> **What the exercise asks**
Reproduce the listing exactly, with no pictures in your copy.

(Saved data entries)
++++++++

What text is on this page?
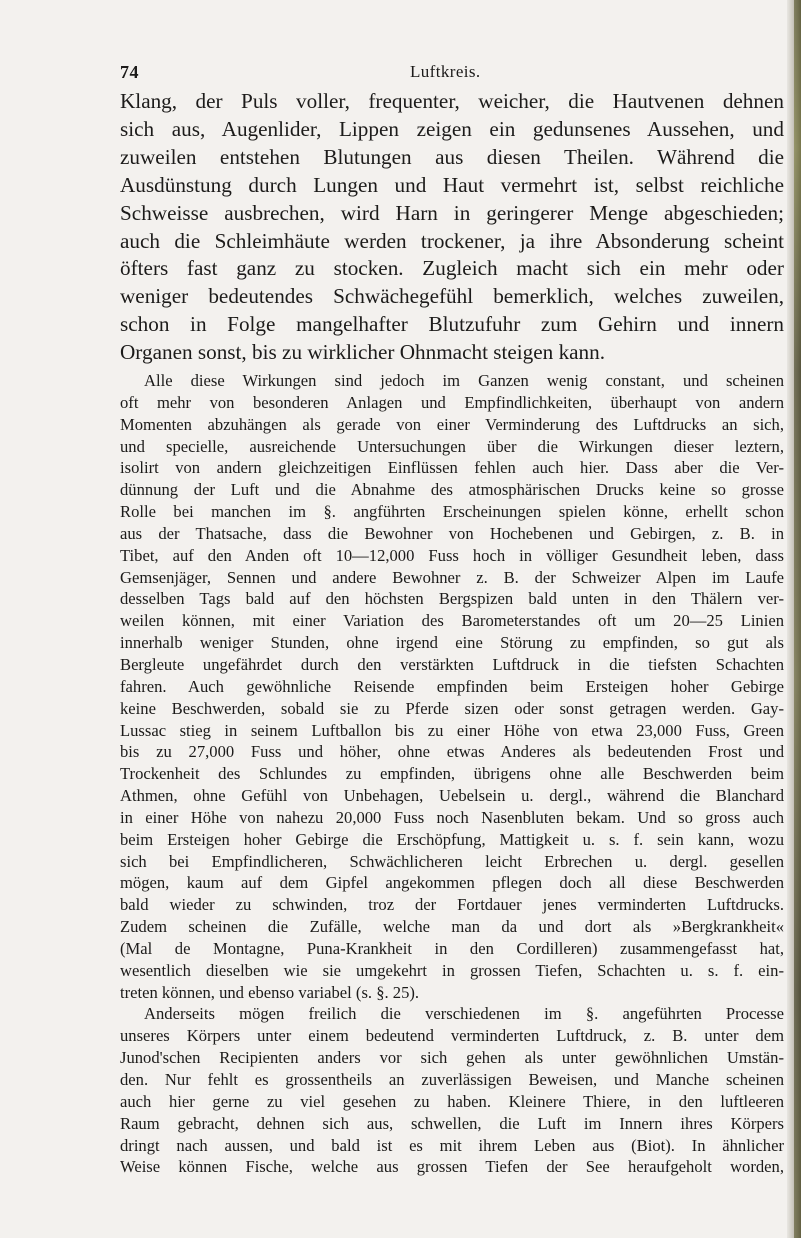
74	Luftkreis.
Klang, der Puls voller, frequenter, weicher, die Hautvenen dehnen
sich aus, Augenlider, Lippen zeigen ein gedunsenes Aussehen, und
zuweilen entstehen Blutungen aus diesen Theilen. Während die
Ausdünstung durch Lungen und Haut vermehrt ist, selbst reichliche
Schweisse ausbrechen, wird Harn in geringerer Menge abgeschieden;
auch die Schleimhäute werden trockener, ja ihre Absonderung scheint
öfters fast ganz zu stocken. Zugleich macht sich ein mehr oder
weniger bedeutendes Schwächegefühl bemerklich, welches zuweilen,
schon in Folge mangelhafter Blutzufuhr zum Gehirn und innern
Organen sonst, bis zu wirklicher Ohnmacht steigen kann.
Alle diese Wirkungen sind jedoch im Ganzen wenig constant, und scheinen
oft mehr von besonderen Anlagen und Empfindlichkeiten, überhaupt von andern
Momenten abzuhängen als gerade von einer Verminderung des Luftdrucks an sich,
und specielle, ausreichende Untersuchungen über die Wirkungen dieser leztern,
isolirt von andern gleichzeitigen Einflüssen fehlen auch hier. Dass aber die Ver-
dünnung der Luft und die Abnahme des atmosphärischen Drucks keine so grosse
Rolle bei manchen im §. angführten Erscheinungen spielen könne, erhellt schon
aus der Thatsache, dass die Bewohner von Hochebenen und Gebirgen, z. B. in
Tibet, auf den Anden oft 10—12,000 Fuss hoch in völliger Gesundheit leben, dass
Gemsenjäger, Sennen und andere Bewohner z. B. der Schweizer Alpen im Laufe
desselben Tags bald auf den höchsten Bergspizen bald unten in den Thälern ver-
weilen können, mit einer Variation des Barometerstandes oft um 20—25 Linien
innerhalb weniger Stunden, ohne irgend eine Störung zu empfinden, so gut als
Bergleute ungefährdet durch den verstärkten Luftdruck in die tiefsten Schachten
fahren. Auch gewöhnliche Reisende empfinden beim Ersteigen hoher Gebirge
keine Beschwerden, sobald sie zu Pferde sizen oder sonst getragen werden. Gay-
Lussac stieg in seinem Luftballon bis zu einer Höhe von etwa 23,000 Fuss, Green
bis zu 27,000 Fuss und höher, ohne etwas Anderes als bedeutenden Frost und
Trockenheit des Schlundes zu empfinden, übrigens ohne alle Beschwerden beim
Athmen, ohne Gefühl von Unbehagen, Uebelsein u. dergl., während die Blanchard
in einer Höhe von nahezu 20,000 Fuss noch Nasenbluten bekam. Und so gross auch
beim Ersteigen hoher Gebirge die Erschöpfung, Mattigkeit u. s. f. sein kann, wozu
sich bei Empfindlicheren, Schwächlicheren leicht Erbrechen u. dergl. gesellen
mögen, kaum auf dem Gipfel angekommen pflegen doch all diese Beschwerden
bald wieder zu schwinden, troz der Fortdauer jenes verminderten Luftdrucks.
Zudem scheinen die Zufälle, welche man da und dort als »Bergkrankheit«
(Mal de Montagne, Puna-Krankheit in den Cordilleren) zusammengefasst hat,
wesentlich dieselben wie sie umgekehrt in grossen Tiefen, Schachten u. s. f. ein-
treten können, und ebenso variabel (s. §. 25).
Anderseits mögen freilich die verschiedenen im §. angeführten Processe
unseres Körpers unter einem bedeutend verminderten Luftdruck, z. B. unter dem
Junod'schen Recipienten anders vor sich gehen als unter gewöhnlichen Umstän-
den. Nur fehlt es grossentheils an zuverlässigen Beweisen, und Manche scheinen
auch hier gerne zu viel gesehen zu haben. Kleinere Thiere, in den luftleeren
Raum gebracht, dehnen sich aus, schwellen, die Luft im Innern ihres Körpers
dringt nach aussen, und bald ist es mit ihrem Leben aus (Biot). In ähnlicher
Weise können Fische, welche aus grossen Tiefen der See heraufgeholt worden,
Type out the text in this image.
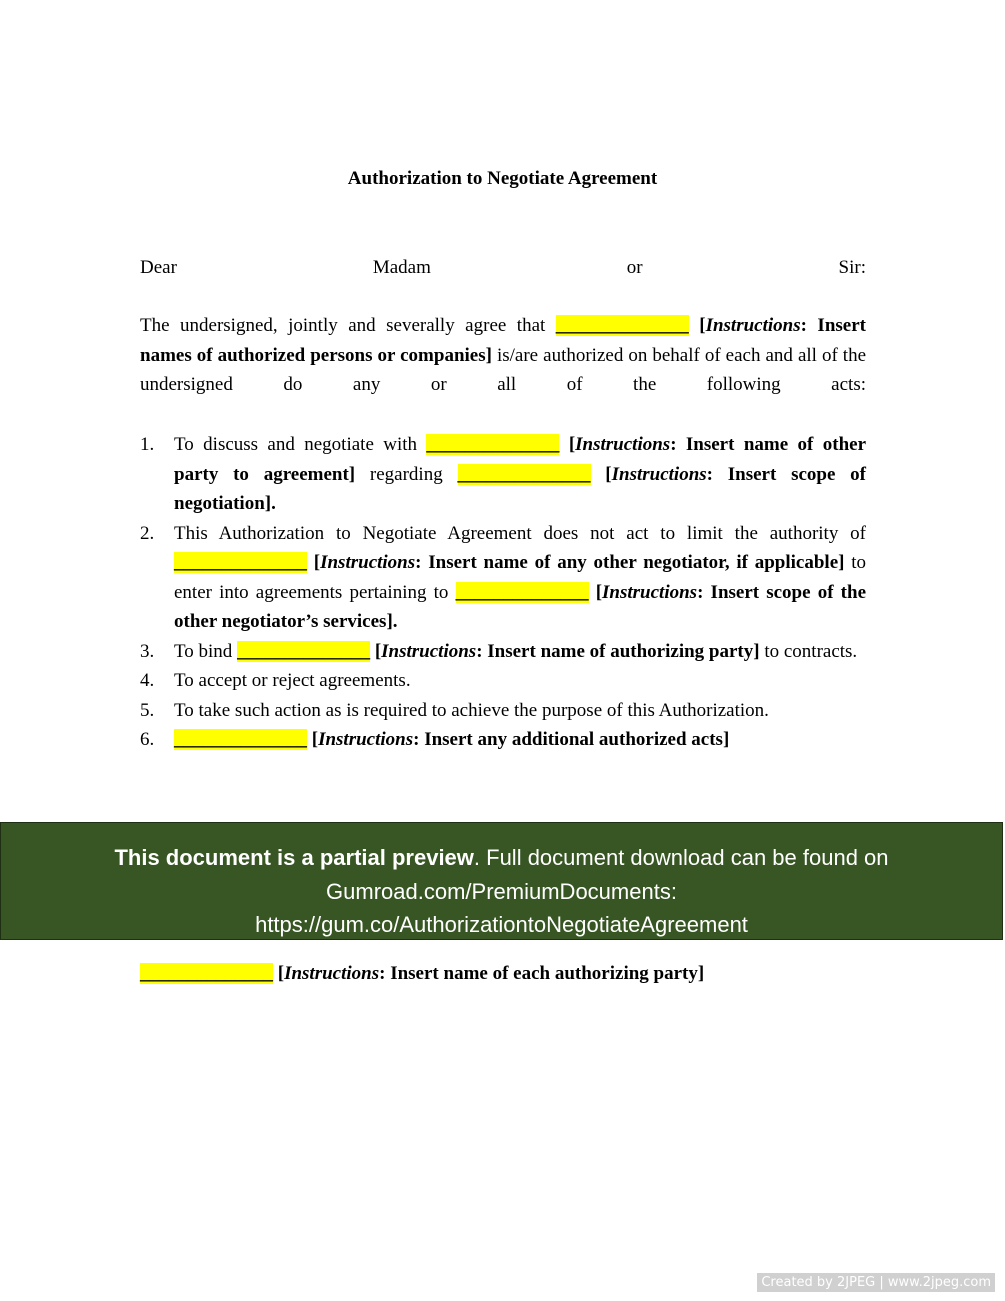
Authorization to Negotiate Agreement
Dear	Madam	or	Sir:
The undersigned, jointly and severally agree that ______________ [Instructions: Insert names of authorized persons or companies] is/are authorized on behalf of each and all of the undersigned do any or all of the following acts:
1. To discuss and negotiate with ______________ [Instructions: Insert name of other party to agreement] regarding ______________ [Instructions: Insert scope of negotiation].
2. This Authorization to Negotiate Agreement does not act to limit the authority of ______________ [Instructions: Insert name of any other negotiator, if applicable] to enter into agreements pertaining to ______________ [Instructions: Insert scope of the other negotiator’s services].
3. To bind ______________ [Instructions: Insert name of authorizing party] to contracts.
4. To accept or reject agreements.
5. To take such action as is required to achieve the purpose of this Authorization.
6. ______________ [Instructions: Insert any additional authorized acts]
This document is a partial preview. Full document download can be found on
Gumroad.com/PremiumDocuments:
https://gum.co/AuthorizationtoNegotiateAgreement
______________ [Instructions: Insert name of each authorizing party]
Created by 2JPEG | www.2jpeg.com
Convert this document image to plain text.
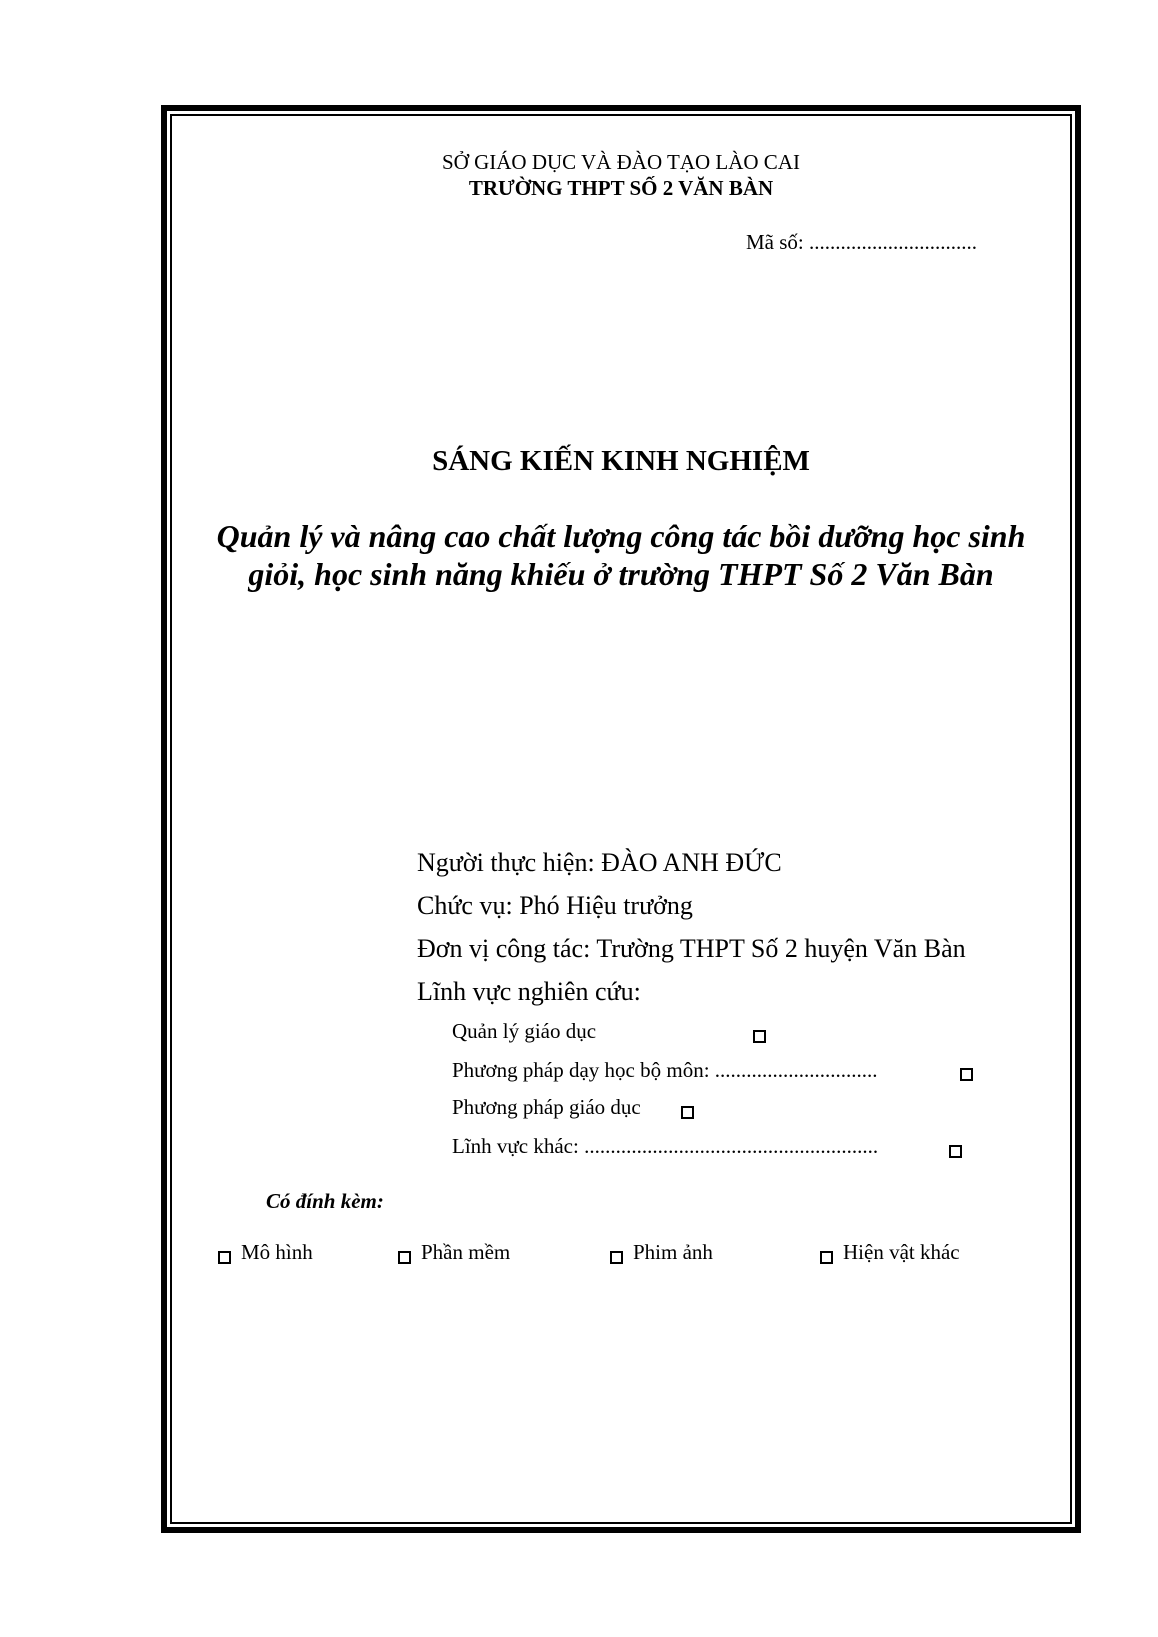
SỞ GIÁO DỤC VÀ ĐÀO TẠO LÀO CAI
TRƯỜNG THPT SỐ 2 VĂN BÀN
Mã số: ................................
SÁNG KIẾN KINH NGHIỆM
Quản lý và nâng cao chất lượng công tác bồi dưỡng học sinh
giỏi, học sinh năng khiếu ở trường THPT Số 2 Văn Bàn
Người thực hiện: ĐÀO ANH ĐỨC
Chức vụ: Phó Hiệu trưởng
Đơn vị công tác: Trường THPT Số 2 huyện Văn Bàn
Lĩnh vực nghiên cứu:
Quản lý giáo dục
Phương pháp dạy học bộ môn: ...............................
Phương pháp giáo dục
Lĩnh vực khác: ........................................................
Có đính kèm:
Mô hình	Phần mềm	Phim ảnh	Hiện vật khác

++++++++

> **Worked answer**
What text is on this page?
74	Luftkreis.
Klang, der Puls voller, frequenter, weicher, die Hautvenen dehnen
sich aus, Augenlider, Lippen zeigen ein gedunsenes Aussehen, und
zuweilen entstehen Blutungen aus diesen Theilen. Während die
Ausdünstung durch Lungen und Haut vermehrt ist, selbst reichliche
Schweisse ausbrechen, wird Harn in geringerer Menge abgeschieden;
auch die Schleimhäute werden trockener, ja ihre Absonderung scheint
öfters fast ganz zu stocken. Zugleich macht sich ein mehr oder
weniger bedeutendes Schwächegefühl bemerklich, welches zuweilen,
schon in Folge mangelhafter Blutzufuhr zum Gehirn und innern
Organen sonst, bis zu wirklicher Ohnmacht steigen kann.
Alle diese Wirkungen sind jedoch im Ganzen wenig constant, und scheinen
oft mehr von besonderen Anlagen und Empfindlichkeiten, überhaupt von andern
Momenten abzuhängen als gerade von einer Verminderung des Luftdrucks an sich,
und specielle, ausreichende Untersuchungen über die Wirkungen dieser leztern,
isolirt von andern gleichzeitigen Einflüssen fehlen auch hier. Dass aber die Ver-
dünnung der Luft und die Abnahme des atmosphärischen Drucks keine so grosse
Rolle bei manchen im §. angführten Erscheinungen spielen könne, erhellt schon
aus der Thatsache, dass die Bewohner von Hochebenen und Gebirgen, z. B. in
Tibet, auf den Anden oft 10—12,000 Fuss hoch in völliger Gesundheit leben, dass
Gemsenjäger, Sennen und andere Bewohner z. B. der Schweizer Alpen im Laufe
desselben Tags bald auf den höchsten Bergspizen bald unten in den Thälern ver-
weilen können, mit einer Variation des Barometerstandes oft um 20—25 Linien
innerhalb weniger Stunden, ohne irgend eine Störung zu empfinden, so gut als
Bergleute ungefährdet durch den verstärkten Luftdruck in die tiefsten Schachten
fahren. Auch gewöhnliche Reisende empfinden beim Ersteigen hoher Gebirge
keine Beschwerden, sobald sie zu Pferde sizen oder sonst getragen werden. Gay-
Lussac stieg in seinem Luftballon bis zu einer Höhe von etwa 23,000 Fuss, Green
bis zu 27,000 Fuss und höher, ohne etwas Anderes als bedeutenden Frost und
Trockenheit des Schlundes zu empfinden, übrigens ohne alle Beschwerden beim
Athmen, ohne Gefühl von Unbehagen, Uebelsein u. dergl., während die Blanchard
in einer Höhe von nahezu 20,000 Fuss noch Nasenbluten bekam. Und so gross auch
beim Ersteigen hoher Gebirge die Erschöpfung, Mattigkeit u. s. f. sein kann, wozu
sich bei Empfindlicheren, Schwächlicheren leicht Erbrechen u. dergl. gesellen
mögen, kaum auf dem Gipfel angekommen pflegen doch all diese Beschwerden
bald wieder zu schwinden, troz der Fortdauer jenes verminderten Luftdrucks.
Zudem scheinen die Zufälle, welche man da und dort als »Bergkrankheit«
(Mal de Montagne, Puna-Krankheit in den Cordilleren) zusammengefasst hat,
wesentlich dieselben wie sie umgekehrt in grossen Tiefen, Schachten u. s. f. ein-
treten können, und ebenso variabel (s. §. 25).
Anderseits mögen freilich die verschiedenen im §. angeführten Processe
unseres Körpers unter einem bedeutend verminderten Luftdruck, z. B. unter dem
Junod'schen Recipienten anders vor sich gehen als unter gewöhnlichen Umstän-
den. Nur fehlt es grossentheils an zuverlässigen Beweisen, und Manche scheinen
auch hier gerne zu viel gesehen zu haben. Kleinere Thiere, in den luftleeren
Raum gebracht, dehnen sich aus, schwellen, die Luft im Innern ihres Körpers
dringt nach aussen, und bald ist es mit ihrem Leben aus (Biot). In ähnlicher
Weise können Fische, welche aus grossen Tiefen der See heraufgeholt worden,
Type out the text in this image.
Authorization to Negotiate Agreement
Dear	Madam	or	Sir:
The undersigned, jointly and severally agree that ______________ [Instructions: Insert names of authorized persons or companies] is/are authorized on behalf of each and all of the undersigned do any or all of the following acts:
1. To discuss and negotiate with ______________ [Instructions: Insert name of other party to agreement] regarding ______________ [Instructions: Insert scope of negotiation].
2. This Authorization to Negotiate Agreement does not act to limit the authority of ______________ [Instructions: Insert name of any other negotiator, if applicable] to enter into agreements pertaining to ______________ [Instructions: Insert scope of the other negotiator’s services].
3. To bind ______________ [Instructions: Insert name of authorizing party] to contracts.
4. To accept or reject agreements.
5. To take such action as is required to achieve the purpose of this Authorization.
6. ______________ [Instructions: Insert any additional authorized acts]
This document is a partial preview. Full document download can be found on
Gumroad.com/PremiumDocuments:
https://gum.co/AuthorizationtoNegotiateAgreement
______________ [Instructions: Insert name of each authorizing party]
Created by 2JPEG | www.2jpeg.com
Convert this document image to plain text.
SỞ GIÁO DỤC VÀ ĐÀO TẠO LÀO CAI
TRƯỜNG THPT SỐ 2 VĂN BÀN
Mã số: ................................
SÁNG KIẾN KINH NGHIỆM
Quản lý và nâng cao chất lượng công tác bồi dưỡng học sinh
giỏi, học sinh năng khiếu ở trường THPT Số 2 Văn Bàn
Người thực hiện: ĐÀO ANH ĐỨC
Chức vụ: Phó Hiệu trưởng
Đơn vị công tác: Trường THPT Số 2 huyện Văn Bàn
Lĩnh vực nghiên cứu:
Quản lý giáo dục
Phương pháp dạy học bộ môn: ...............................
Phương pháp giáo dục
Lĩnh vực khác: ........................................................
Có đính kèm:
Mô hình	Phần mềm	Phim ảnh	Hiện vật khác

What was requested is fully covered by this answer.